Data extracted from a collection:
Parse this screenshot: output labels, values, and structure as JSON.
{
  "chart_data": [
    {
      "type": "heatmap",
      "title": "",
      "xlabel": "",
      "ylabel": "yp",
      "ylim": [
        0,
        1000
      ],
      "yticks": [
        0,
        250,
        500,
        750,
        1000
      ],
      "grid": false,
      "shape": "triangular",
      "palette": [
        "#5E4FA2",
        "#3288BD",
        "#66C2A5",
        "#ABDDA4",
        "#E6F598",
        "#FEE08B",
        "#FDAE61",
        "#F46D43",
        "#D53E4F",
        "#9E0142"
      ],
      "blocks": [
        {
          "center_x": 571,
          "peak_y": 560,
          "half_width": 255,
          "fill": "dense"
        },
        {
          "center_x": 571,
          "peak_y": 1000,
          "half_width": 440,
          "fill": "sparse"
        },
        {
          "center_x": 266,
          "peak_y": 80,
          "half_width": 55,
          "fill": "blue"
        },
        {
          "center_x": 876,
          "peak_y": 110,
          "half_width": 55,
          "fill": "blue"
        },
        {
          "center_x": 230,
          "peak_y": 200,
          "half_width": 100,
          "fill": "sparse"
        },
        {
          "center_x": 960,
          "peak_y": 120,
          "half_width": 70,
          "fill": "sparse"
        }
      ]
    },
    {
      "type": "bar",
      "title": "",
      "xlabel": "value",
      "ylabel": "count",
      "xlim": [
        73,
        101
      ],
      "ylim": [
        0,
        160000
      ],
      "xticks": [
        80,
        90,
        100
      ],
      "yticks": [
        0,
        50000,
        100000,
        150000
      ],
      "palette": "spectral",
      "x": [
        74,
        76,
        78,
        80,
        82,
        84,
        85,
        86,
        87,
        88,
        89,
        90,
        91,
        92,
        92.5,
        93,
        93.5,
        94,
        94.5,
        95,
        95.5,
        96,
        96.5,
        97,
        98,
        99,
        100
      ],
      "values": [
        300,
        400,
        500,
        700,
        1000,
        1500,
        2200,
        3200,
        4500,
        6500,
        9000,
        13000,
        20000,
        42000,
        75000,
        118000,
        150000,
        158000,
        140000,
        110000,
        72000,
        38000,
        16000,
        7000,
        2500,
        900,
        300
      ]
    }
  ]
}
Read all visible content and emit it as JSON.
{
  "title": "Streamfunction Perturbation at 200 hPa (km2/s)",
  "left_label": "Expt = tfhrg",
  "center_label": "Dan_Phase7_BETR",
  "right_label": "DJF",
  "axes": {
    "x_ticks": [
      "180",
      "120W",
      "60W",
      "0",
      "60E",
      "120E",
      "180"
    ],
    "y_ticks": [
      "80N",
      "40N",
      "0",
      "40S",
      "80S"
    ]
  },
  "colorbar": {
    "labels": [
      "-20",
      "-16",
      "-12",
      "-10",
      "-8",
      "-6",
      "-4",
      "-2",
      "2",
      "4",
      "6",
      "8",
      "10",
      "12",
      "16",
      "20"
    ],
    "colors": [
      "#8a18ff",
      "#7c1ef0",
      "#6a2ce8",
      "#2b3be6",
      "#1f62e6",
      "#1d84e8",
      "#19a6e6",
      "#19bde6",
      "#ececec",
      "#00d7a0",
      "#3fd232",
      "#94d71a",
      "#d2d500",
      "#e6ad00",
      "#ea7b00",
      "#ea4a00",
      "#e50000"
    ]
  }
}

* _Your instructions_
Write out all of the records above exactly as they appear.

* _Response below_
Parse this screenshot: output labels, values, and structure as JSON.
{
  "chart_data": [
    {
      "type": "heatmap",
      "title": "",
      "xlabel": "",
      "ylabel": "yp",
      "ylim": [
        0,
        1000
      ],
      "yticks": [
        0,
        250,
        500,
        750,
        1000
      ],
      "grid": false,
      "shape": "triangular",
      "palette": [
        "#5E4FA2",
        "#3288BD",
        "#66C2A5",
        "#ABDDA4",
        "#E6F598",
        "#FEE08B",
        "#FDAE61",
        "#F46D43",
        "#D53E4F",
        "#9E0142"
      ],
      "blocks": [
        {
          "center_x": 571,
          "peak_y": 560,
          "half_width": 255,
          "fill": "dense"
        },
        {
          "center_x": 571,
          "peak_y": 1000,
          "half_width": 440,
          "fill": "sparse"
        },
        {
          "center_x": 266,
          "peak_y": 80,
          "half_width": 55,
          "fill": "blue"
        },
        {
          "center_x": 876,
          "peak_y": 110,
          "half_width": 55,
          "fill": "blue"
        },
        {
          "center_x": 230,
          "peak_y": 200,
          "half_width": 100,
          "fill": "sparse"
        },
        {
          "center_x": 960,
          "peak_y": 120,
          "half_width": 70,
          "fill": "sparse"
        }
      ]
    },
    {
      "type": "bar",
      "title": "",
      "xlabel": "value",
      "ylabel": "count",
      "xlim": [
        73,
        101
      ],
      "ylim": [
        0,
        160000
      ],
      "xticks": [
        80,
        90,
        100
      ],
      "yticks": [
        0,
        50000,
        100000,
        150000
      ],
      "palette": "spectral",
      "x": [
        74,
        76,
        78,
        80,
        82,
        84,
        85,
        86,
        87,
        88,
        89,
        90,
        91,
        92,
        92.5,
        93,
        93.5,
        94,
        94.5,
        95,
        95.5,
        96,
        96.5,
        97,
        98,
        99,
        100
      ],
      "values": [
        300,
        400,
        500,
        700,
        1000,
        1500,
        2200,
        3200,
        4500,
        6500,
        9000,
        13000,
        20000,
        42000,
        75000,
        118000,
        150000,
        158000,
        140000,
        110000,
        72000,
        38000,
        16000,
        7000,
        2500,
        900,
        300
      ]
    }
  ]
}
Read all visible content and emit it as JSON.
{
  "title": "Streamfunction Perturbation at 200 hPa (km2/s)",
  "left_label": "Expt = tfhrg",
  "center_label": "Dan_Phase7_BETR",
  "right_label": "DJF",
  "axes": {
    "x_ticks": [
      "180",
      "120W",
      "60W",
      "0",
      "60E",
      "120E",
      "180"
    ],
    "y_ticks": [
      "80N",
      "40N",
      "0",
      "40S",
      "80S"
    ]
  },
  "colorbar": {
    "labels": [
      "-20",
      "-16",
      "-12",
      "-10",
      "-8",
      "-6",
      "-4",
      "-2",
      "2",
      "4",
      "6",
      "8",
      "10",
      "12",
      "16",
      "20"
    ],
    "colors": [
      "#8a18ff",
      "#7c1ef0",
      "#6a2ce8",
      "#2b3be6",
      "#1f62e6",
      "#1d84e8",
      "#19a6e6",
      "#19bde6",
      "#ececec",
      "#00d7a0",
      "#3fd232",
      "#94d71a",
      "#d2d500",
      "#e6ad00",
      "#ea7b00",
      "#ea4a00",
      "#e50000"
    ]
  }
}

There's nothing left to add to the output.